• [Texto para leitura]
◇ ◇ ◇ ◇ ◇ ◇ ◇
Lobista amiga de filho de Lula registrou 42 acessos a órgãos federais

spot_img
Mais em

Levantamento com base na Lei de Acesso à Informação aponta que 41 visitas entre o início do terceiro mandato e abril de 2024 não constaram das agendas oficiais de autoridades

Da Redação

Registros de acesso a órgãos do governo federal indicam que a lobista Roberta Luchsinger realizou 42 visitas a instituições públicas entre o início do terceiro mandato do presidente Luiz Inácio Lula da Silva e abril de 2024. Desse total, 41 não constam das agendas oficiais dos agentes públicos, conforme levantamento baseado na Lei de Acesso à Informação. O ministro do Supremo Tribunal Federal André Mendonça autorizou a Polícia Federal a aprofundar investigações sobre possível tráfico de influência envolvendo Fábio Luís Lula da Silva, conhecido como Lulinha, e Luchsinger.

Em pelo menos duas ocasiões, a lobista esteve acompanhada de Fernando Bittar, então sócio de Lulinha, no Palácio do Planalto e no gabinete do ministro do Desenvolvimento Social, Wellington Dias. Os encontros não foram registrados nas agendas oficiais. Em abril de 2024, ambos permaneceram cerca de 50 minutos no ministério, onde, segundo a pasta, discutiram propostas sobre sistemas integrados. A pasta informa que não houve desdobramentos administrativos.
◇ ◇ ◇ ◇ ◇ ◇ ◇
• [Ação necessária A] Diga se cada afirmação concorda com o texto sobre as visitas da lobista a órgãos federais, respondendo sim ou não e citando literalmente as palavras do texto que decidem a questão: (i) das 42 visitas registradas, 41 não aparecem nas agendas oficiais; (ii) em abril de 2024, a lobista e Fernando Bittar ficaram cerca de duas horas no ministério; (iii) segundo a pasta, os encontros tiveram desdobramentos administrativos.
• [Ação necessária B] Dê seguimento ao texto sobre as visitas da lobista a órgãos federais, começando logo depois da última frase apresentada.
As linhas não desempenham nenhum papel nesta atividade.

Dados de segmentação da página:
◇ ◇ ◇ ◇ ◇ ◇ ◇
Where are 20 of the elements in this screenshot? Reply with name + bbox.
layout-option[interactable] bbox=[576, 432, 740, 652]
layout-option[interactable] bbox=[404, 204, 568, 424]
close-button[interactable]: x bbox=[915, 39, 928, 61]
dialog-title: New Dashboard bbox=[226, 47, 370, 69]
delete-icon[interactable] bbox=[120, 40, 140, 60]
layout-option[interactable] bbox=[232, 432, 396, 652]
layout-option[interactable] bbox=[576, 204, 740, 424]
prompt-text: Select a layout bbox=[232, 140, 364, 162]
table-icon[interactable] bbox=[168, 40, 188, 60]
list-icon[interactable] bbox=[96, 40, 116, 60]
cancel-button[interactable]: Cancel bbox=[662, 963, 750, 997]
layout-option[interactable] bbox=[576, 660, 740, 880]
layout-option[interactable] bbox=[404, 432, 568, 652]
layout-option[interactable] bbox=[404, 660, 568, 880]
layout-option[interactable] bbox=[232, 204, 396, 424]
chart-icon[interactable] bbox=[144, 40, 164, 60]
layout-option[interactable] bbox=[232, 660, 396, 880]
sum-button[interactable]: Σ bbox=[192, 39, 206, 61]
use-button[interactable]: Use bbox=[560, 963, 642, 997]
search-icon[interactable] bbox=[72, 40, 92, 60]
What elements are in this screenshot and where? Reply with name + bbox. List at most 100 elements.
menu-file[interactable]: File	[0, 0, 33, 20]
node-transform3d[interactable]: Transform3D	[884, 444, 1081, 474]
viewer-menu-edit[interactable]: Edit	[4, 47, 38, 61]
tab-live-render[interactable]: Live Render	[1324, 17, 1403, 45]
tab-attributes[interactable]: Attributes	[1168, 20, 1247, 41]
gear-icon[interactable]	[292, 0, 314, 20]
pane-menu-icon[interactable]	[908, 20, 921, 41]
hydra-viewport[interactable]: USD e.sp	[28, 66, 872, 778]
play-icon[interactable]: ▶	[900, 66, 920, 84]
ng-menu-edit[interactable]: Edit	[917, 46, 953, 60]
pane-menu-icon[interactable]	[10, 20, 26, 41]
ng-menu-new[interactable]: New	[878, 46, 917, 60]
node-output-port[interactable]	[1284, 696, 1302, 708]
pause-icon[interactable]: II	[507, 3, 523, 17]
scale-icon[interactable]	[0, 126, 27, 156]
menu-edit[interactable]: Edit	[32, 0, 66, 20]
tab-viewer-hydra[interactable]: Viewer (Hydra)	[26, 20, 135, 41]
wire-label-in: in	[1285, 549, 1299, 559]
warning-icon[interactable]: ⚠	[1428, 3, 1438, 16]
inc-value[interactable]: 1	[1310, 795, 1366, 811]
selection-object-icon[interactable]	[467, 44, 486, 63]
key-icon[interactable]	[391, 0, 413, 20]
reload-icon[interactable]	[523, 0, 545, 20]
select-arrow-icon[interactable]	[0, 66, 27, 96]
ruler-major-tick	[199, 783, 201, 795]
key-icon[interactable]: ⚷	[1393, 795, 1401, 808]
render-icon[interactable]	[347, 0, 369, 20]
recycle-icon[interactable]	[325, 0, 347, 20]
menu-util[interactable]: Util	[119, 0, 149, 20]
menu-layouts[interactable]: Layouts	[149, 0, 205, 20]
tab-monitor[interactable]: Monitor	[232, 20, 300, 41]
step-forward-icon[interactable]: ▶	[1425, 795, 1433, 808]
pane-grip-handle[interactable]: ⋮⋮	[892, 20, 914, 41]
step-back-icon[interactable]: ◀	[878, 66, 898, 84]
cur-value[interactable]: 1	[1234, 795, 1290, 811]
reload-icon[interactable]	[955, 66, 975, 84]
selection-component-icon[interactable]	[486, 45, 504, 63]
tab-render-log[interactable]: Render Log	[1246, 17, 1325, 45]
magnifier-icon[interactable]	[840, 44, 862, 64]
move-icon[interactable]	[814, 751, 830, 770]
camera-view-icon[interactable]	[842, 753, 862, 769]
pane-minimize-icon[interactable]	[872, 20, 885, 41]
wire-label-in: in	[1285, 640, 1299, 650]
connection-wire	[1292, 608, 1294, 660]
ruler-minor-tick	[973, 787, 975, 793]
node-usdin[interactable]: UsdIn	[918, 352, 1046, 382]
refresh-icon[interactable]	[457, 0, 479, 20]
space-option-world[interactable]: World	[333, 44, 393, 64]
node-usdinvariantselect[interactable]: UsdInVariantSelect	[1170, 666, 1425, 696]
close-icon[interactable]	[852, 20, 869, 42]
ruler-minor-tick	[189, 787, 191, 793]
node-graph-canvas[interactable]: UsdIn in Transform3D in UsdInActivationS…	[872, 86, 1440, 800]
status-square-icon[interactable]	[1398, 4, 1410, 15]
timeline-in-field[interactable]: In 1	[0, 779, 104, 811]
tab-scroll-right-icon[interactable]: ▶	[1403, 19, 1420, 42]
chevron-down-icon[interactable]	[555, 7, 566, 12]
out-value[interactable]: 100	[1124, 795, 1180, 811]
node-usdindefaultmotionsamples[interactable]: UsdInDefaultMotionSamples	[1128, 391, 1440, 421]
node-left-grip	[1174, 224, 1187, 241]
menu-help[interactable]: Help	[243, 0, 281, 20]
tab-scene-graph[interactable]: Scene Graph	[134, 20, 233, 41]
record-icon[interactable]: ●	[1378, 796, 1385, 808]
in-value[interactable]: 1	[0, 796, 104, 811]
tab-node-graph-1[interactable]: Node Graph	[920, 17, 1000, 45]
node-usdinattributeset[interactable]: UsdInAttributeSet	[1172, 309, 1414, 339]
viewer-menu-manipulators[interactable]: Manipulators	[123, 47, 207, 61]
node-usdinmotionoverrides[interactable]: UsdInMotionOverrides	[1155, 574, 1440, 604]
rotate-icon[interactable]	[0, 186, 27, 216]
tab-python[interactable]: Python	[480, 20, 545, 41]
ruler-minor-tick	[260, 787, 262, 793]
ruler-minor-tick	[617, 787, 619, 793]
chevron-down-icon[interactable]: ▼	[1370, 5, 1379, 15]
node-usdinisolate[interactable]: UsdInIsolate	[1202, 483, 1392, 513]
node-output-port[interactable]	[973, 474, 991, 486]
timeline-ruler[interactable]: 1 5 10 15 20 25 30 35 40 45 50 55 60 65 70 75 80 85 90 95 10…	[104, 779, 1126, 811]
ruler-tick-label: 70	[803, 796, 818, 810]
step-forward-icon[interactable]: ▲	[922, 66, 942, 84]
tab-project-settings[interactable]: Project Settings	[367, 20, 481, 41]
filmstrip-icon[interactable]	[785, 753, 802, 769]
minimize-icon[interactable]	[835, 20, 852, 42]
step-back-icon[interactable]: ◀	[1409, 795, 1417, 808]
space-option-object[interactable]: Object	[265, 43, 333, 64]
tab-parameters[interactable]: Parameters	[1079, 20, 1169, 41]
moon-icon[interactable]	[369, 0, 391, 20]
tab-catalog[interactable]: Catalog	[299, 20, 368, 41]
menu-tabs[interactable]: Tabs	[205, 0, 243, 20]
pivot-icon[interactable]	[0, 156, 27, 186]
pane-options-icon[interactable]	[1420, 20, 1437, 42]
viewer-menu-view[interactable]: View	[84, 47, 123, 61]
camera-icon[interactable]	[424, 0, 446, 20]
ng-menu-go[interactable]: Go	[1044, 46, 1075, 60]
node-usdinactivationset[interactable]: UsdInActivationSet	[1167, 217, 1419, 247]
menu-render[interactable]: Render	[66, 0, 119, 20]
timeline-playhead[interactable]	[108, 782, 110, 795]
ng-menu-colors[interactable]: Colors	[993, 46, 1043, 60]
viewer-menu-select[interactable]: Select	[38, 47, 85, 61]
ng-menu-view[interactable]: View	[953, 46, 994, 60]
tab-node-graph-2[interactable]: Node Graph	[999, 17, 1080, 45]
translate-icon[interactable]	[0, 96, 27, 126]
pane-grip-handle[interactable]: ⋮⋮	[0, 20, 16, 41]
◇ ◇ ◇ ◇ ◇ ◇ ◇
• [Campo de resposta A]
(i) Sim: "Desse total, 41 não constam das agendas oficiais dos agentes públicos".
(ii) Não: "ambos permaneceram cerca de 50 minutos no ministério".
(iii) Não: "A pasta informa que não houve desdobramentos administrativos."

• [Campo de resposta B]
O gabinete de Wellington Dias recebeu 17 visitas de Luchsinger. Em 9 de março de 2023, ela entregou ao ministro uma caixa de bombons suíços Sprüngli e uma edição de colecionador autografada de O Alquimista, de Paulo Coelho. O cerimonial registrou o momento em fotos, mas a agenda oficial não. Quatro visitas contaram com a presença de Efrain Saavedra, gerente comercial da Duosystem.

Cinco dias após encontro em 30 de março de 2023, o ministério firmou contrato de R$ 31 milhões com a 3STRUCTURE IT, empresa de Cleber Ribas de Oliveira, com quem a Polícia Federal identificou relação comercial com Luchsinger. No Ministério da Saúde, Luchsinger realizou 16 visitas não oficiais e uma registrada.

Na visita oficial, em outubro de 2023, apresentou software de gestão de leitos da Duosystem à Secretaria de Atenção Primária. Fora da agenda, reuniu-se com o então secretário-executivo Swedenberger Barbosa na companhia de Antônio Carlos Camilo Antunes, conhecido como Careca do INSS.

O tema abordado foi a comercialização de medicamentos à base de canabidiol pela World Cannabis. A Polícia Federal apura possível intervenção de Lulinha em autorizações governamentais nessa área e se valores pagos a Luchsinger, cuja empresa RL Consultoria recebeu R$ 1,5 milhão de Antunes, tiveram o filho do presidente como beneficiário.

Em conversas apreendidas, o empresário menciona repasse de R$ 300 mil “para o filho do rapaz”. Luchsinger também acompanhou Sergio Roberto Bringel, do Grupo Bringel, em três visitas ao Planalto, incluindo o gabinete de Alexandre Padilha, e à Saúde. Empresas do grupo firmaram contratos de R$ 7,8 milhões na pasta desde 2023, com destaque para R$ 3 milhões com o Grupo Hospitalar Conceição.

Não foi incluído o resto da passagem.